-- START OF Provided material --

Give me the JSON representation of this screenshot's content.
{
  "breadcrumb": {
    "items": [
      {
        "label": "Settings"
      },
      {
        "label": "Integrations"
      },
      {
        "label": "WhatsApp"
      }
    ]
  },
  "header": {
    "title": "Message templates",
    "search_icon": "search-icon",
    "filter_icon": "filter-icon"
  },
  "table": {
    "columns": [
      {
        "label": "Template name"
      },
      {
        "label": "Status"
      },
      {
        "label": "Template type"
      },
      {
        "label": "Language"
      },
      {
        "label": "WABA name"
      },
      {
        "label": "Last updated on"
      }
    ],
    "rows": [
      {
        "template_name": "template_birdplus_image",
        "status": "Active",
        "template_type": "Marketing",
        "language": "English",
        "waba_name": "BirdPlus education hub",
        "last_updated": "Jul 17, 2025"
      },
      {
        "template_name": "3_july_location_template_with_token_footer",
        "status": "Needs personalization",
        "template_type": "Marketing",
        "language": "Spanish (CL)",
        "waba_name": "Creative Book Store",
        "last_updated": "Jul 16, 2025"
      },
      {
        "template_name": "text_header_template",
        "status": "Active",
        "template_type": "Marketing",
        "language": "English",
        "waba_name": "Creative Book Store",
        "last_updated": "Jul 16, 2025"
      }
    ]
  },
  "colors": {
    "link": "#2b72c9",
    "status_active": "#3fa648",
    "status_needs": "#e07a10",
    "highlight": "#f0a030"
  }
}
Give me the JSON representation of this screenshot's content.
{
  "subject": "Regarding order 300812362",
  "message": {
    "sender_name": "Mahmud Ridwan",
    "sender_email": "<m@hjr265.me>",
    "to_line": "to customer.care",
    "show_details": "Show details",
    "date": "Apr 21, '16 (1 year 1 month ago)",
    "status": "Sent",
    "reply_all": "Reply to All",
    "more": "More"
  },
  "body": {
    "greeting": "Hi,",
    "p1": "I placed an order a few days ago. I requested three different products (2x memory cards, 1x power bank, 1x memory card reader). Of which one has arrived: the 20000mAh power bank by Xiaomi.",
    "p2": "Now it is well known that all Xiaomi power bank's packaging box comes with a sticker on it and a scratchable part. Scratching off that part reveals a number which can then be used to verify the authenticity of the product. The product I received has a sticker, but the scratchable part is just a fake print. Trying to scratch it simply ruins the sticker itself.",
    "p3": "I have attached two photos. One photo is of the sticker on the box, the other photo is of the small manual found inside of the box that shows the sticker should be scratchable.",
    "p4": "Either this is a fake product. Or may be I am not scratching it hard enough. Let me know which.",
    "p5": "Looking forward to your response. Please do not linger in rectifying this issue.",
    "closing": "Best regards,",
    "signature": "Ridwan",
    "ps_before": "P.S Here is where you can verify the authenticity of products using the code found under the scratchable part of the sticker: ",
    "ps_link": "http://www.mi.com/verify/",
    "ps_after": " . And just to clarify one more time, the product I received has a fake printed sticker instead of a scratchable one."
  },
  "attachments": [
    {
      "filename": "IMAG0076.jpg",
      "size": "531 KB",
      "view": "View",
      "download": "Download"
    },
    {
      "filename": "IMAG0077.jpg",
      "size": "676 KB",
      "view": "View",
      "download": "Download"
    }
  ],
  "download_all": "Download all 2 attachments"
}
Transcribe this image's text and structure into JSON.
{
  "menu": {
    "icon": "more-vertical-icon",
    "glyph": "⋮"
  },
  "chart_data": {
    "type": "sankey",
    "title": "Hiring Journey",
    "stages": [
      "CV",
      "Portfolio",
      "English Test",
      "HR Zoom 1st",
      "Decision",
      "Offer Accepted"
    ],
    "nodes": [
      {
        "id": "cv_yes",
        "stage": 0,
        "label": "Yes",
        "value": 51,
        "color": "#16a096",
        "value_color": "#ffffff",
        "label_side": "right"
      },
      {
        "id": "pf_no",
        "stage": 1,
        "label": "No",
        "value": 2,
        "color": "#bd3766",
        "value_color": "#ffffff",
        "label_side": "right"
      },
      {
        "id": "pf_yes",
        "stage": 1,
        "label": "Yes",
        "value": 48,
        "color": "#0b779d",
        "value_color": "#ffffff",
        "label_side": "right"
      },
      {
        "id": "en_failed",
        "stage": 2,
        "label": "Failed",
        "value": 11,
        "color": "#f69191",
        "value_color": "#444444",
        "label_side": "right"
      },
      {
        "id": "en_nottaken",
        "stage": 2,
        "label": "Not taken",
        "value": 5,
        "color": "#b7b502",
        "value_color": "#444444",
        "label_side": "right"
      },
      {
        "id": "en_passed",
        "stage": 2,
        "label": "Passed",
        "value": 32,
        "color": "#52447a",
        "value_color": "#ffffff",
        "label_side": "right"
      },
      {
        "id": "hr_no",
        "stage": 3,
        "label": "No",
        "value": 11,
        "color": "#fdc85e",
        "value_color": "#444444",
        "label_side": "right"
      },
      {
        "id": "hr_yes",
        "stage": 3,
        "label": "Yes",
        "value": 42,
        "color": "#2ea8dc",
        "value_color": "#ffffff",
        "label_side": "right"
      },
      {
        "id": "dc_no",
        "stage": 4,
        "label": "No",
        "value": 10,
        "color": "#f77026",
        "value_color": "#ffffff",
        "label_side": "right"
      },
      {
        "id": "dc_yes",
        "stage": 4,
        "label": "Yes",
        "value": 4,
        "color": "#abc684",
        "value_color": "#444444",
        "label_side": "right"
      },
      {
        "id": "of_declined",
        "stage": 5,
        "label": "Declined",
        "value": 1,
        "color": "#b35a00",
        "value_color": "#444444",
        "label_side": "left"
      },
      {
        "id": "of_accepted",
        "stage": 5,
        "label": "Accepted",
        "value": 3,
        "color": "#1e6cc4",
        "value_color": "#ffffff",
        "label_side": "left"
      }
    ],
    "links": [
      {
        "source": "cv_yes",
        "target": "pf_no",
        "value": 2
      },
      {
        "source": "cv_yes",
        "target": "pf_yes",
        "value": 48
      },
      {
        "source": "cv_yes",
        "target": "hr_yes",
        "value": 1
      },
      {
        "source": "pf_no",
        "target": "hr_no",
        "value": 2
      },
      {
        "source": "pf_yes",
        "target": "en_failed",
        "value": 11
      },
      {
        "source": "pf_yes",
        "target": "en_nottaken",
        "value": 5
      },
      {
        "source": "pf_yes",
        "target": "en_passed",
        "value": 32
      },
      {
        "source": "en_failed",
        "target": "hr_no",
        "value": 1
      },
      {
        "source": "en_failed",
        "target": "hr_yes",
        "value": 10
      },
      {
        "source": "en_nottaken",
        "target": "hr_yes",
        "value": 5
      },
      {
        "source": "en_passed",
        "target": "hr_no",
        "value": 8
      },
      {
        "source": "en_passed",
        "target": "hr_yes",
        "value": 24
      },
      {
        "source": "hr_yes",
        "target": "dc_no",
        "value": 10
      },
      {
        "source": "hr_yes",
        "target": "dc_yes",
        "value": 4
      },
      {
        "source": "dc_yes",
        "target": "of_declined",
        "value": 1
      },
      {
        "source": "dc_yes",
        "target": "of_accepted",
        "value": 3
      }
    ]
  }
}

-- END OF Provided material --

▶ Prompt
Scan the material above for the string "fake" and return the lines that hold it.

▶ Complete output
    "p2": "Now it is well known that all Xiaomi power bank's packaging box comes with a sticker on it and a scratchable part. Scratching off that part reveals a number which can then be used to verify the authenticity of the product. The product I received has a sticker, but the scratchable part is just a fake print. Trying to scratch it simply ruins the sticker itself.",
    "p4": "Either this is a fake product. Or may be I am not scratching it hard enough. Let me know which.",
    "ps_after": " . And just to clarify one more time, the product I received has a fake printed sticker instead of a scratchable one."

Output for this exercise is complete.